Direction: Copy out every line exactly, passing over the pictures.

Excerpted records:
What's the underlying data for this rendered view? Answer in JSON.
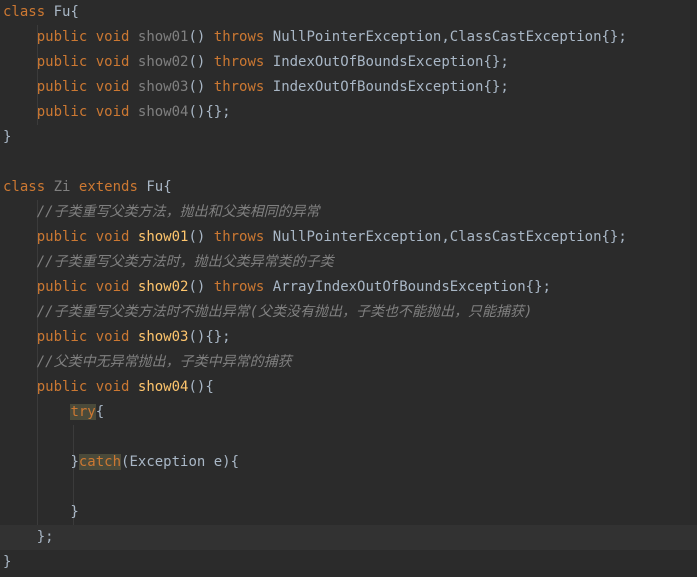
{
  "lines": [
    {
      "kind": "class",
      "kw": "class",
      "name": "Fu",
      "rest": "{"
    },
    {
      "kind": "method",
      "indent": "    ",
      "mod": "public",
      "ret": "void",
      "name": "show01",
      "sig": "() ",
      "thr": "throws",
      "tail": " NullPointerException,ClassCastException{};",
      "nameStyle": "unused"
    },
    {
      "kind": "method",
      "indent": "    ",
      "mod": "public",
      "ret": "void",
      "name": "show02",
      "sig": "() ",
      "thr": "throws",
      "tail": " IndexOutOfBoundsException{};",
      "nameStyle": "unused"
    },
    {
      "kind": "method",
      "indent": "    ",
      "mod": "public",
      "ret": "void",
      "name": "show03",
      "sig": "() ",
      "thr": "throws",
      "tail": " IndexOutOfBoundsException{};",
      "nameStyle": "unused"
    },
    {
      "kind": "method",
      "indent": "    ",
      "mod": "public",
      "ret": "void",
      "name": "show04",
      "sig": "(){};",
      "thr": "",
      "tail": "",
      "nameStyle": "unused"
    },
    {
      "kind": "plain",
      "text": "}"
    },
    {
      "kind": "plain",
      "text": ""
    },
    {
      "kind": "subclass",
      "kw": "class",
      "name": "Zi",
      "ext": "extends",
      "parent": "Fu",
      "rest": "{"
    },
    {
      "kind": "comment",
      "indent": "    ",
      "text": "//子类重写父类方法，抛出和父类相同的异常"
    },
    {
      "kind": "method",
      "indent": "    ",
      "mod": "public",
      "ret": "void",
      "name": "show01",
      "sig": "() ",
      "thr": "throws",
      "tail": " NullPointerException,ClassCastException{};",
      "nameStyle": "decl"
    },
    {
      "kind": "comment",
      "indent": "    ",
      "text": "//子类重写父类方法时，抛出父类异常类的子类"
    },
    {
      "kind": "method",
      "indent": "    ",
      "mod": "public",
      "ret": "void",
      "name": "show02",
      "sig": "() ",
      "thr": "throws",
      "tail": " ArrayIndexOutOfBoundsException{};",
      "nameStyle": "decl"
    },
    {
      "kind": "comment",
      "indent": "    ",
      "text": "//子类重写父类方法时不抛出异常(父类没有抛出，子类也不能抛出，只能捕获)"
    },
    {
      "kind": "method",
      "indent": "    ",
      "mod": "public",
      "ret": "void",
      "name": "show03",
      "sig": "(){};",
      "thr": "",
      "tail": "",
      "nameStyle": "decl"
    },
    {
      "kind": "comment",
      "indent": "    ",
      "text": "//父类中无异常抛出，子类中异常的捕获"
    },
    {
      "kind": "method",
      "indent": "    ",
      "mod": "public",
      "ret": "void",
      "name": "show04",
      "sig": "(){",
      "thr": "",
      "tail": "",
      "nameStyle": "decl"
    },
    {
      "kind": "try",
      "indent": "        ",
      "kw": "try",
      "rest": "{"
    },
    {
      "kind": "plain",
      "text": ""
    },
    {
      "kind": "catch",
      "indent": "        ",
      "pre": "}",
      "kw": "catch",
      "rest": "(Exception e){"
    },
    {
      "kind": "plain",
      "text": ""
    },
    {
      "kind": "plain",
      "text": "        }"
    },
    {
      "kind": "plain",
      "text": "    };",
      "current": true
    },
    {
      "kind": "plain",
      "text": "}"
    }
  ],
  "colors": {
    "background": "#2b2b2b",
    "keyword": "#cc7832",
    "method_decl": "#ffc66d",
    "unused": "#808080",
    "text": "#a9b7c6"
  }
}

Answer to this problem:
What's the underlying data for this rendered view? Answer in JSON.
{
  "lines": [
    {
      "kind": "class",
      "kw": "class",
      "name": "Fu",
      "rest": "{"
    },
    {
      "kind": "method",
      "indent": "    ",
      "mod": "public",
      "ret": "void",
      "name": "show01",
      "sig": "() ",
      "thr": "throws",
      "tail": " NullPointerException,ClassCastException{};",
      "nameStyle": "unused"
    },
    {
      "kind": "method",
      "indent": "    ",
      "mod": "public",
      "ret": "void",
      "name": "show02",
      "sig": "() ",
      "thr": "throws",
      "tail": " IndexOutOfBoundsException{};",
      "nameStyle": "unused"
    },
    {
      "kind": "method",
      "indent": "    ",
      "mod": "public",
      "ret": "void",
      "name": "show03",
      "sig": "() ",
      "thr": "throws",
      "tail": " IndexOutOfBoundsException{};",
      "nameStyle": "unused"
    },
    {
      "kind": "method",
      "indent": "    ",
      "mod": "public",
      "ret": "void",
      "name": "show04",
      "sig": "(){};",
      "thr": "",
      "tail": "",
      "nameStyle": "unused"
    },
    {
      "kind": "plain",
      "text": "}"
    },
    {
      "kind": "plain",
      "text": ""
    },
    {
      "kind": "subclass",
      "kw": "class",
      "name": "Zi",
      "ext": "extends",
      "parent": "Fu",
      "rest": "{"
    },
    {
      "kind": "comment",
      "indent": "    ",
      "text": "//子类重写父类方法，抛出和父类相同的异常"
    },
    {
      "kind": "method",
      "indent": "    ",
      "mod": "public",
      "ret": "void",
      "name": "show01",
      "sig": "() ",
      "thr": "throws",
      "tail": " NullPointerException,ClassCastException{};",
      "nameStyle": "decl"
    },
    {
      "kind": "comment",
      "indent": "    ",
      "text": "//子类重写父类方法时，抛出父类异常类的子类"
    },
    {
      "kind": "method",
      "indent": "    ",
      "mod": "public",
      "ret": "void",
      "name": "show02",
      "sig": "() ",
      "thr": "throws",
      "tail": " ArrayIndexOutOfBoundsException{};",
      "nameStyle": "decl"
    },
    {
      "kind": "comment",
      "indent": "    ",
      "text": "//子类重写父类方法时不抛出异常(父类没有抛出，子类也不能抛出，只能捕获)"
    },
    {
      "kind": "method",
      "indent": "    ",
      "mod": "public",
      "ret": "void",
      "name": "show03",
      "sig": "(){};",
      "thr": "",
      "tail": "",
      "nameStyle": "decl"
    },
    {
      "kind": "comment",
      "indent": "    ",
      "text": "//父类中无异常抛出，子类中异常的捕获"
    },
    {
      "kind": "method",
      "indent": "    ",
      "mod": "public",
      "ret": "void",
      "name": "show04",
      "sig": "(){",
      "thr": "",
      "tail": "",
      "nameStyle": "decl"
    },
    {
      "kind": "try",
      "indent": "        ",
      "kw": "try",
      "rest": "{"
    },
    {
      "kind": "plain",
      "text": ""
    },
    {
      "kind": "catch",
      "indent": "        ",
      "pre": "}",
      "kw": "catch",
      "rest": "(Exception e){"
    },
    {
      "kind": "plain",
      "text": ""
    },
    {
      "kind": "plain",
      "text": "        }"
    },
    {
      "kind": "plain",
      "text": "    };",
      "current": true
    },
    {
      "kind": "plain",
      "text": "}"
    }
  ],
  "colors": {
    "background": "#2b2b2b",
    "keyword": "#cc7832",
    "method_decl": "#ffc66d",
    "unused": "#808080",
    "text": "#a9b7c6"
  }
}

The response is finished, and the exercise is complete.